Material for this task
○ ○ ○ ○ ○
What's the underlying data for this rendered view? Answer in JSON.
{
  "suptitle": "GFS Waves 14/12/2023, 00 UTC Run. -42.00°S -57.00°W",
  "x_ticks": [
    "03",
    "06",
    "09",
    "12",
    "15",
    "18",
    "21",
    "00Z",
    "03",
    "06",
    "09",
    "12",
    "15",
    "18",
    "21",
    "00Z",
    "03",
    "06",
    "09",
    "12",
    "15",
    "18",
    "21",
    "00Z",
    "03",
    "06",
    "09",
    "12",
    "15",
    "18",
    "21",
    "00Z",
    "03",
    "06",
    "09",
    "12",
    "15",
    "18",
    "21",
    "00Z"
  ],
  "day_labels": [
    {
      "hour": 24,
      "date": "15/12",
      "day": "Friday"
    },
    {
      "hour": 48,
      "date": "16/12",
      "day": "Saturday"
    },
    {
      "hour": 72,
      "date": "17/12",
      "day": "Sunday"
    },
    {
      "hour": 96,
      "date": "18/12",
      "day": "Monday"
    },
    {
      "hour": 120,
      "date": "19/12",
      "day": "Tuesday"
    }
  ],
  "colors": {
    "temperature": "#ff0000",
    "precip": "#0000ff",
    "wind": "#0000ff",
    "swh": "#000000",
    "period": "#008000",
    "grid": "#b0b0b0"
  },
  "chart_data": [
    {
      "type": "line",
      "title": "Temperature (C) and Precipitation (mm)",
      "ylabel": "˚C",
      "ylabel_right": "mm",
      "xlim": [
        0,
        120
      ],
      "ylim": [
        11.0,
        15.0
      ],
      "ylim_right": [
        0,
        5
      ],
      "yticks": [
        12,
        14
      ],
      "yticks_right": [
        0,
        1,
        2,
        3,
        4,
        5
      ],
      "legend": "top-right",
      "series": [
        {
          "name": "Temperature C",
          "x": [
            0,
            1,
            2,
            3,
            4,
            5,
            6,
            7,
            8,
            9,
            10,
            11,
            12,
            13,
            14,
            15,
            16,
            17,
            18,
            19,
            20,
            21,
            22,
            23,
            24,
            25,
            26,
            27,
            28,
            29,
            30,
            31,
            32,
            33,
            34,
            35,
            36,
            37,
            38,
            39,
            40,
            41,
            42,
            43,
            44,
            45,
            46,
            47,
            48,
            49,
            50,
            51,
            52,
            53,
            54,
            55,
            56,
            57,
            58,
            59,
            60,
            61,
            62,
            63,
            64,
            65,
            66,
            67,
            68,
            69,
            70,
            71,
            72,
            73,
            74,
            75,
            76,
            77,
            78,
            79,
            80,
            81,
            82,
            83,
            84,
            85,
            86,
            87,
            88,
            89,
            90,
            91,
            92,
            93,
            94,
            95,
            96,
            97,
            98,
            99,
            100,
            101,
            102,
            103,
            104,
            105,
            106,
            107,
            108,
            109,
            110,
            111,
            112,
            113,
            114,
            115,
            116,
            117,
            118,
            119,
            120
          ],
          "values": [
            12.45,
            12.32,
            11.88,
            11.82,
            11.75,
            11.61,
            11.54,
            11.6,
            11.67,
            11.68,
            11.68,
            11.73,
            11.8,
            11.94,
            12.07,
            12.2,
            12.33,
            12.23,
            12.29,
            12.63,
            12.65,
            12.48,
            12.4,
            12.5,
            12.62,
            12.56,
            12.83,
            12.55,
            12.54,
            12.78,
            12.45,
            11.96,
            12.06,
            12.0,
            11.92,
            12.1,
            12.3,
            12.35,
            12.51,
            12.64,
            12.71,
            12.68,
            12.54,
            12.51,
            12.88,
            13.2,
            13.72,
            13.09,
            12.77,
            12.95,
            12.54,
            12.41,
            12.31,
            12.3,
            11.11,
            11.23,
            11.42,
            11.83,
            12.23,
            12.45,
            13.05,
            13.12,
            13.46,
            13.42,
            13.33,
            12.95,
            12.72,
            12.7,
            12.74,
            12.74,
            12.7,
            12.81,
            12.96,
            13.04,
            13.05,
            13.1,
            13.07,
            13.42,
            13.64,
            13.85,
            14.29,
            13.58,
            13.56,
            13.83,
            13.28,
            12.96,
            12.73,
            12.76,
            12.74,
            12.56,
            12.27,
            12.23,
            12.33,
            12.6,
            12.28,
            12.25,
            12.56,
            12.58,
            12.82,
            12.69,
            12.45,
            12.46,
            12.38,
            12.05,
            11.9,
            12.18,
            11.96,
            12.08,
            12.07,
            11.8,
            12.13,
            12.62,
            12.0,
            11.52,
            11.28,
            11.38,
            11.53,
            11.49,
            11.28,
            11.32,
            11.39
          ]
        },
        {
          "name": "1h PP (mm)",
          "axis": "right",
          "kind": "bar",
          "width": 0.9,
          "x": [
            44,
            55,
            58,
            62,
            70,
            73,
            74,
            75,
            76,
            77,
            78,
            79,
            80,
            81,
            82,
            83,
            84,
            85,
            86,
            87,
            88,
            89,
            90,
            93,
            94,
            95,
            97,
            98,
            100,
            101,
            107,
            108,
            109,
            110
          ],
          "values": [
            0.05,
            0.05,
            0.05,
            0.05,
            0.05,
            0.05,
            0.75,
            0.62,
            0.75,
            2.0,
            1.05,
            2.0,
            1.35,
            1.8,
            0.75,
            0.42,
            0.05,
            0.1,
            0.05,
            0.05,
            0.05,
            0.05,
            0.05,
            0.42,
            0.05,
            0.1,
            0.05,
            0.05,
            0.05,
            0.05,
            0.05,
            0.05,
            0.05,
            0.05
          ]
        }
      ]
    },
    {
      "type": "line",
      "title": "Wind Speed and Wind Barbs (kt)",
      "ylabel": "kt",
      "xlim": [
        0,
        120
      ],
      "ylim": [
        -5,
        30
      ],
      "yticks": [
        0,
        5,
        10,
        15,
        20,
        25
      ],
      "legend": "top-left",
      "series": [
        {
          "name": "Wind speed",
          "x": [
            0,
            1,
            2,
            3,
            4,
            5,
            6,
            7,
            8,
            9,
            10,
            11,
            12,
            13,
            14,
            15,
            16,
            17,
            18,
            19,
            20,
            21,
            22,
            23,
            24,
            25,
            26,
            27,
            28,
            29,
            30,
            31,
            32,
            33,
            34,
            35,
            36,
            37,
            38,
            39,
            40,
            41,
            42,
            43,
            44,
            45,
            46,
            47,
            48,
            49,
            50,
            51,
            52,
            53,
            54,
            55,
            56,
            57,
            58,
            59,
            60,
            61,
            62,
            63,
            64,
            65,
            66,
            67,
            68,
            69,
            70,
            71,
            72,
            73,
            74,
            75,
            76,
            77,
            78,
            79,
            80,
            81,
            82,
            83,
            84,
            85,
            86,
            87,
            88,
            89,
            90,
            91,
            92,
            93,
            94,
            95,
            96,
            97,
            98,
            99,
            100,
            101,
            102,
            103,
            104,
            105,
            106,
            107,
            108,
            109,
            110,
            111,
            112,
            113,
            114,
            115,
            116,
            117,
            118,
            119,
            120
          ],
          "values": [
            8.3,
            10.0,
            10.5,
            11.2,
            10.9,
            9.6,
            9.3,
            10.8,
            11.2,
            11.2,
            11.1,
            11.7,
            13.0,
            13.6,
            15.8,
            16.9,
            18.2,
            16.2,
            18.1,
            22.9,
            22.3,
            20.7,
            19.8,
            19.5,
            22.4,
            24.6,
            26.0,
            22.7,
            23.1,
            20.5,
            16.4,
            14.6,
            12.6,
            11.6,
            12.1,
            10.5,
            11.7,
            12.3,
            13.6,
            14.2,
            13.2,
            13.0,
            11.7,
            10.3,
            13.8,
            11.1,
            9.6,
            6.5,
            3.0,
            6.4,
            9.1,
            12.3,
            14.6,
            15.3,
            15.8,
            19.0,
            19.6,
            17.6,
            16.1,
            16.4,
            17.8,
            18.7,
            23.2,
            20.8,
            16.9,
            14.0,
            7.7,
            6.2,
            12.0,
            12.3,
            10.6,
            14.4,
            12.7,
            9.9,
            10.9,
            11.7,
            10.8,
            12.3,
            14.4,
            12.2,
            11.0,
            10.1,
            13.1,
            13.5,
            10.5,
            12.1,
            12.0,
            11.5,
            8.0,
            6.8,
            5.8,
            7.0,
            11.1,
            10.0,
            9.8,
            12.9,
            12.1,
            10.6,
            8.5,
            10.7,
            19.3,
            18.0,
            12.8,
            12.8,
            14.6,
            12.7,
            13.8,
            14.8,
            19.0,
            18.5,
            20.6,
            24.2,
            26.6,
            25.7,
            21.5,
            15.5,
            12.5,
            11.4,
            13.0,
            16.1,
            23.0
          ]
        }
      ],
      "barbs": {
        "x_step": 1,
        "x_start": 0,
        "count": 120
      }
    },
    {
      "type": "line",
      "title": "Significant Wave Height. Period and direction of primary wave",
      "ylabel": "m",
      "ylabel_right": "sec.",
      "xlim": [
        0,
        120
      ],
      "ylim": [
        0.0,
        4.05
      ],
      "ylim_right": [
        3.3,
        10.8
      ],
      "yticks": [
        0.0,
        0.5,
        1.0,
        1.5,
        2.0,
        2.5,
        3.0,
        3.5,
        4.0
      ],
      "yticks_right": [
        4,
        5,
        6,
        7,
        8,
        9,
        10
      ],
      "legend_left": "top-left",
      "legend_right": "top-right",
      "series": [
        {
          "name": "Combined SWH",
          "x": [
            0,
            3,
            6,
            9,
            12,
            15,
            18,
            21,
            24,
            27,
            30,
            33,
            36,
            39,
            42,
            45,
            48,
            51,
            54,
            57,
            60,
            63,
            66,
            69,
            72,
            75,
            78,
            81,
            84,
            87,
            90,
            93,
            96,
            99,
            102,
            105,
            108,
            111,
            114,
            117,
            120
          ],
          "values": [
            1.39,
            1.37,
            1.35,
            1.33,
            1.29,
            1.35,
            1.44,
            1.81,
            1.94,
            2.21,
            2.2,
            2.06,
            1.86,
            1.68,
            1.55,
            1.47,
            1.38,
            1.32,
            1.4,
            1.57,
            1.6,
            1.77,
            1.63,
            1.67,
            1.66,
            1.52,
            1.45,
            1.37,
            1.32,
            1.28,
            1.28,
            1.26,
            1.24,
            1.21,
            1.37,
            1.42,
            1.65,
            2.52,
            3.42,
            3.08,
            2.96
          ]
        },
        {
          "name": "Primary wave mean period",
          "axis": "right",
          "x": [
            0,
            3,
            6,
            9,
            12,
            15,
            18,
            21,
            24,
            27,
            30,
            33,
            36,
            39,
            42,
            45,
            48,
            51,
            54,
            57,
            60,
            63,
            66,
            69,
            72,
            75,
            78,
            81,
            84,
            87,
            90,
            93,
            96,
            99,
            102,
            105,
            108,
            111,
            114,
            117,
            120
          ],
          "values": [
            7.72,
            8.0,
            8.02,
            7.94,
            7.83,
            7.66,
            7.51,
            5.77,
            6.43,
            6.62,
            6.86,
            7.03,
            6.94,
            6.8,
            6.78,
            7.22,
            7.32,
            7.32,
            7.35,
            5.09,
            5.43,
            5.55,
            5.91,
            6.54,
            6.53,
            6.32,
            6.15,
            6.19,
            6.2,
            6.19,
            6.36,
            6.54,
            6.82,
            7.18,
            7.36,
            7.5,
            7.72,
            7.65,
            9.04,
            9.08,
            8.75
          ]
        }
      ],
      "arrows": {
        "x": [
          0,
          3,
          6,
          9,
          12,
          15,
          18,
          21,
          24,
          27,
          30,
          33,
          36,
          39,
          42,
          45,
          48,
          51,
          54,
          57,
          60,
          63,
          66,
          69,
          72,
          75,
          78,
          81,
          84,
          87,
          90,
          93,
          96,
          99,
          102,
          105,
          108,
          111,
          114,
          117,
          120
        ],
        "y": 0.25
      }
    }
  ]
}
○ ○ ○ ○ ○
What you should do
Count all lines of the data that include "hour". The answer is the number alone.

Problem solution
5